### Data:
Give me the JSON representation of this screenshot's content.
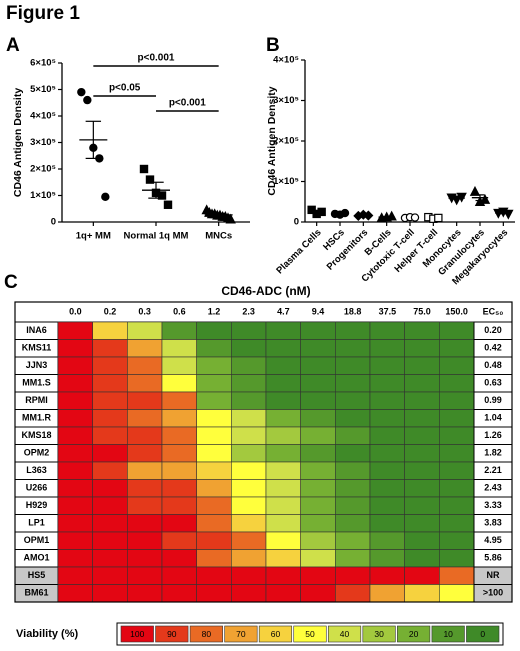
{
  "figure_title": "Figure 1",
  "chart_data": [
    {
      "type": "dotplot",
      "label": "A",
      "ylabel": "CD46 Antigen Density",
      "categories": [
        "1q+ MM",
        "Normal 1q MM",
        "MNCs"
      ],
      "markers": [
        "circle",
        "square",
        "triangle"
      ],
      "color": "#000000",
      "values": [
        [
          490000,
          460000,
          280000,
          240000,
          95000
        ],
        [
          200000,
          160000,
          110000,
          100000,
          65000
        ],
        [
          45000,
          35000,
          30000,
          30000,
          25000,
          25000,
          20000,
          20000,
          15000,
          10000
        ]
      ],
      "means": [
        310000,
        120000,
        27000
      ],
      "errors": [
        70000,
        30000,
        5000
      ],
      "ylim": [
        0,
        600000
      ],
      "yticks": [
        0,
        {
          "value": 100000,
          "label": "1×10⁵"
        },
        {
          "value": 200000,
          "label": "2×10⁵"
        },
        {
          "value": 300000,
          "label": "3×10⁵"
        },
        {
          "value": 400000,
          "label": "4×10⁵"
        },
        {
          "value": 500000,
          "label": "5×10⁵"
        },
        {
          "value": 600000,
          "label": "6×10⁵"
        }
      ],
      "annotations": [
        "p<0.001",
        "p<0.05",
        "p<0.001"
      ]
    },
    {
      "type": "dotplot",
      "label": "B",
      "ylabel": "CD46 Antigen Density",
      "categories": [
        "Plasma Cells",
        "HSCs",
        "Progenitors",
        "B-Cells",
        "Cytotoxic T-cell",
        "Helper T-cell",
        "Monocytes",
        "Granulocytes",
        "Megakaryocytes"
      ],
      "markers": [
        "square",
        "circle",
        "diamond",
        "triangle",
        "circle-open",
        "square-open",
        "triangle-down",
        "triangle",
        "triangle-down"
      ],
      "color": "#000000",
      "label_rotation": -45,
      "values": [
        [
          30000,
          20000,
          25000
        ],
        [
          20000,
          18000,
          22000
        ],
        [
          15000,
          18000,
          16000
        ],
        [
          10000,
          12000,
          14000
        ],
        [
          10000,
          12000,
          11000
        ],
        [
          12000,
          8000,
          10000
        ],
        [
          60000,
          55000,
          62000
        ],
        [
          75000,
          50000,
          55000
        ],
        [
          22000,
          25000,
          20000
        ]
      ],
      "means": [
        25000,
        20000,
        16000,
        12000,
        11000,
        10000,
        59000,
        60000,
        22000
      ],
      "errors": [
        3000,
        1500,
        1000,
        1200,
        600,
        1200,
        2000,
        7000,
        1500
      ],
      "ylim": [
        0,
        400000
      ],
      "yticks": [
        0,
        {
          "value": 100000,
          "label": "1×10⁵"
        },
        {
          "value": 200000,
          "label": "2×10⁵"
        },
        {
          "value": 300000,
          "label": "3×10⁵"
        },
        {
          "value": 400000,
          "label": "4×10⁵"
        }
      ]
    },
    {
      "type": "heatmap",
      "label": "C",
      "title": "CD46-ADC (nM)",
      "x": [
        "0.0",
        "0.2",
        "0.3",
        "0.6",
        "1.2",
        "2.3",
        "4.7",
        "9.4",
        "18.8",
        "37.5",
        "75.0",
        "150.0"
      ],
      "rows": [
        "INA6",
        "KMS11",
        "JJN3",
        "MM1.S",
        "RPMI",
        "MM1.R",
        "KMS18",
        "OPM2",
        "L363",
        "U266",
        "H929",
        "LP1",
        "OPM1",
        "AMO1",
        "HS5",
        "BM61"
      ],
      "values": [
        [
          100,
          60,
          40,
          10,
          0,
          0,
          0,
          0,
          0,
          0,
          0,
          0
        ],
        [
          100,
          90,
          70,
          40,
          10,
          0,
          0,
          0,
          0,
          0,
          0,
          0
        ],
        [
          100,
          90,
          80,
          40,
          20,
          10,
          0,
          0,
          0,
          0,
          0,
          0
        ],
        [
          100,
          90,
          80,
          50,
          20,
          10,
          0,
          0,
          0,
          0,
          0,
          0
        ],
        [
          100,
          90,
          90,
          80,
          20,
          10,
          0,
          0,
          0,
          0,
          0,
          0
        ],
        [
          100,
          90,
          80,
          70,
          50,
          40,
          20,
          10,
          0,
          0,
          0,
          0
        ],
        [
          100,
          90,
          90,
          80,
          50,
          40,
          30,
          20,
          10,
          0,
          0,
          0
        ],
        [
          100,
          100,
          90,
          80,
          50,
          30,
          20,
          10,
          0,
          0,
          0,
          0
        ],
        [
          100,
          90,
          70,
          70,
          60,
          50,
          40,
          20,
          10,
          0,
          0,
          0
        ],
        [
          100,
          100,
          90,
          90,
          70,
          50,
          40,
          20,
          10,
          0,
          0,
          0
        ],
        [
          100,
          100,
          90,
          90,
          80,
          50,
          40,
          20,
          10,
          0,
          0,
          0
        ],
        [
          100,
          100,
          100,
          100,
          80,
          60,
          40,
          20,
          10,
          0,
          0,
          0
        ],
        [
          100,
          100,
          100,
          90,
          90,
          80,
          50,
          30,
          20,
          10,
          0,
          0
        ],
        [
          100,
          100,
          100,
          100,
          80,
          70,
          60,
          40,
          20,
          10,
          0,
          0
        ],
        [
          100,
          100,
          100,
          100,
          100,
          100,
          100,
          100,
          100,
          100,
          100,
          80
        ],
        [
          100,
          100,
          100,
          100,
          100,
          100,
          100,
          100,
          90,
          70,
          60,
          50
        ]
      ],
      "ec50_header": "EC₅₀",
      "ec50": [
        "0.20",
        "0.42",
        "0.48",
        "0.63",
        "0.99",
        "1.04",
        "1.26",
        "1.82",
        "2.21",
        "2.43",
        "3.33",
        "3.83",
        "4.95",
        "5.86",
        "NR",
        ">100"
      ],
      "legend_title": "Viability (%)",
      "colorscale": [
        {
          "value": 100,
          "color": "#e30613"
        },
        {
          "value": 90,
          "color": "#e4391b"
        },
        {
          "value": 80,
          "color": "#e96a24"
        },
        {
          "value": 70,
          "color": "#f0a232"
        },
        {
          "value": 60,
          "color": "#f6d23e"
        },
        {
          "value": 50,
          "color": "#ffff3c"
        },
        {
          "value": 40,
          "color": "#cfe04a"
        },
        {
          "value": 30,
          "color": "#a3c93e"
        },
        {
          "value": 20,
          "color": "#76b033"
        },
        {
          "value": 10,
          "color": "#55992c"
        },
        {
          "value": 0,
          "color": "#3f8a28"
        }
      ]
    }
  ]
}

### What you need to do:
The preceding listing must be repeated exactly, with all images dropped.

### Result of this exercise:
Give me the JSON representation of this screenshot's content.
{
  "figure_title": "Figure 1",
  "chart_data": [
    {
      "type": "dotplot",
      "label": "A",
      "ylabel": "CD46 Antigen Density",
      "categories": [
        "1q+ MM",
        "Normal 1q MM",
        "MNCs"
      ],
      "markers": [
        "circle",
        "square",
        "triangle"
      ],
      "color": "#000000",
      "values": [
        [
          490000,
          460000,
          280000,
          240000,
          95000
        ],
        [
          200000,
          160000,
          110000,
          100000,
          65000
        ],
        [
          45000,
          35000,
          30000,
          30000,
          25000,
          25000,
          20000,
          20000,
          15000,
          10000
        ]
      ],
      "means": [
        310000,
        120000,
        27000
      ],
      "errors": [
        70000,
        30000,
        5000
      ],
      "ylim": [
        0,
        600000
      ],
      "yticks": [
        0,
        {
          "value": 100000,
          "label": "1×10⁵"
        },
        {
          "value": 200000,
          "label": "2×10⁵"
        },
        {
          "value": 300000,
          "label": "3×10⁵"
        },
        {
          "value": 400000,
          "label": "4×10⁵"
        },
        {
          "value": 500000,
          "label": "5×10⁵"
        },
        {
          "value": 600000,
          "label": "6×10⁵"
        }
      ],
      "annotations": [
        "p<0.001",
        "p<0.05",
        "p<0.001"
      ]
    },
    {
      "type": "dotplot",
      "label": "B",
      "ylabel": "CD46 Antigen Density",
      "categories": [
        "Plasma Cells",
        "HSCs",
        "Progenitors",
        "B-Cells",
        "Cytotoxic T-cell",
        "Helper T-cell",
        "Monocytes",
        "Granulocytes",
        "Megakaryocytes"
      ],
      "markers": [
        "square",
        "circle",
        "diamond",
        "triangle",
        "circle-open",
        "square-open",
        "triangle-down",
        "triangle",
        "triangle-down"
      ],
      "color": "#000000",
      "label_rotation": -45,
      "values": [
        [
          30000,
          20000,
          25000
        ],
        [
          20000,
          18000,
          22000
        ],
        [
          15000,
          18000,
          16000
        ],
        [
          10000,
          12000,
          14000
        ],
        [
          10000,
          12000,
          11000
        ],
        [
          12000,
          8000,
          10000
        ],
        [
          60000,
          55000,
          62000
        ],
        [
          75000,
          50000,
          55000
        ],
        [
          22000,
          25000,
          20000
        ]
      ],
      "means": [
        25000,
        20000,
        16000,
        12000,
        11000,
        10000,
        59000,
        60000,
        22000
      ],
      "errors": [
        3000,
        1500,
        1000,
        1200,
        600,
        1200,
        2000,
        7000,
        1500
      ],
      "ylim": [
        0,
        400000
      ],
      "yticks": [
        0,
        {
          "value": 100000,
          "label": "1×10⁵"
        },
        {
          "value": 200000,
          "label": "2×10⁵"
        },
        {
          "value": 300000,
          "label": "3×10⁵"
        },
        {
          "value": 400000,
          "label": "4×10⁵"
        }
      ]
    },
    {
      "type": "heatmap",
      "label": "C",
      "title": "CD46-ADC (nM)",
      "x": [
        "0.0",
        "0.2",
        "0.3",
        "0.6",
        "1.2",
        "2.3",
        "4.7",
        "9.4",
        "18.8",
        "37.5",
        "75.0",
        "150.0"
      ],
      "rows": [
        "INA6",
        "KMS11",
        "JJN3",
        "MM1.S",
        "RPMI",
        "MM1.R",
        "KMS18",
        "OPM2",
        "L363",
        "U266",
        "H929",
        "LP1",
        "OPM1",
        "AMO1",
        "HS5",
        "BM61"
      ],
      "values": [
        [
          100,
          60,
          40,
          10,
          0,
          0,
          0,
          0,
          0,
          0,
          0,
          0
        ],
        [
          100,
          90,
          70,
          40,
          10,
          0,
          0,
          0,
          0,
          0,
          0,
          0
        ],
        [
          100,
          90,
          80,
          40,
          20,
          10,
          0,
          0,
          0,
          0,
          0,
          0
        ],
        [
          100,
          90,
          80,
          50,
          20,
          10,
          0,
          0,
          0,
          0,
          0,
          0
        ],
        [
          100,
          90,
          90,
          80,
          20,
          10,
          0,
          0,
          0,
          0,
          0,
          0
        ],
        [
          100,
          90,
          80,
          70,
          50,
          40,
          20,
          10,
          0,
          0,
          0,
          0
        ],
        [
          100,
          90,
          90,
          80,
          50,
          40,
          30,
          20,
          10,
          0,
          0,
          0
        ],
        [
          100,
          100,
          90,
          80,
          50,
          30,
          20,
          10,
          0,
          0,
          0,
          0
        ],
        [
          100,
          90,
          70,
          70,
          60,
          50,
          40,
          20,
          10,
          0,
          0,
          0
        ],
        [
          100,
          100,
          90,
          90,
          70,
          50,
          40,
          20,
          10,
          0,
          0,
          0
        ],
        [
          100,
          100,
          90,
          90,
          80,
          50,
          40,
          20,
          10,
          0,
          0,
          0
        ],
        [
          100,
          100,
          100,
          100,
          80,
          60,
          40,
          20,
          10,
          0,
          0,
          0
        ],
        [
          100,
          100,
          100,
          90,
          90,
          80,
          50,
          30,
          20,
          10,
          0,
          0
        ],
        [
          100,
          100,
          100,
          100,
          80,
          70,
          60,
          40,
          20,
          10,
          0,
          0
        ],
        [
          100,
          100,
          100,
          100,
          100,
          100,
          100,
          100,
          100,
          100,
          100,
          80
        ],
        [
          100,
          100,
          100,
          100,
          100,
          100,
          100,
          100,
          90,
          70,
          60,
          50
        ]
      ],
      "ec50_header": "EC₅₀",
      "ec50": [
        "0.20",
        "0.42",
        "0.48",
        "0.63",
        "0.99",
        "1.04",
        "1.26",
        "1.82",
        "2.21",
        "2.43",
        "3.33",
        "3.83",
        "4.95",
        "5.86",
        "NR",
        ">100"
      ],
      "legend_title": "Viability (%)",
      "colorscale": [
        {
          "value": 100,
          "color": "#e30613"
        },
        {
          "value": 90,
          "color": "#e4391b"
        },
        {
          "value": 80,
          "color": "#e96a24"
        },
        {
          "value": 70,
          "color": "#f0a232"
        },
        {
          "value": 60,
          "color": "#f6d23e"
        },
        {
          "value": 50,
          "color": "#ffff3c"
        },
        {
          "value": 40,
          "color": "#cfe04a"
        },
        {
          "value": 30,
          "color": "#a3c93e"
        },
        {
          "value": 20,
          "color": "#76b033"
        },
        {
          "value": 10,
          "color": "#55992c"
        },
        {
          "value": 0,
          "color": "#3f8a28"
        }
      ]
    }
  ]
}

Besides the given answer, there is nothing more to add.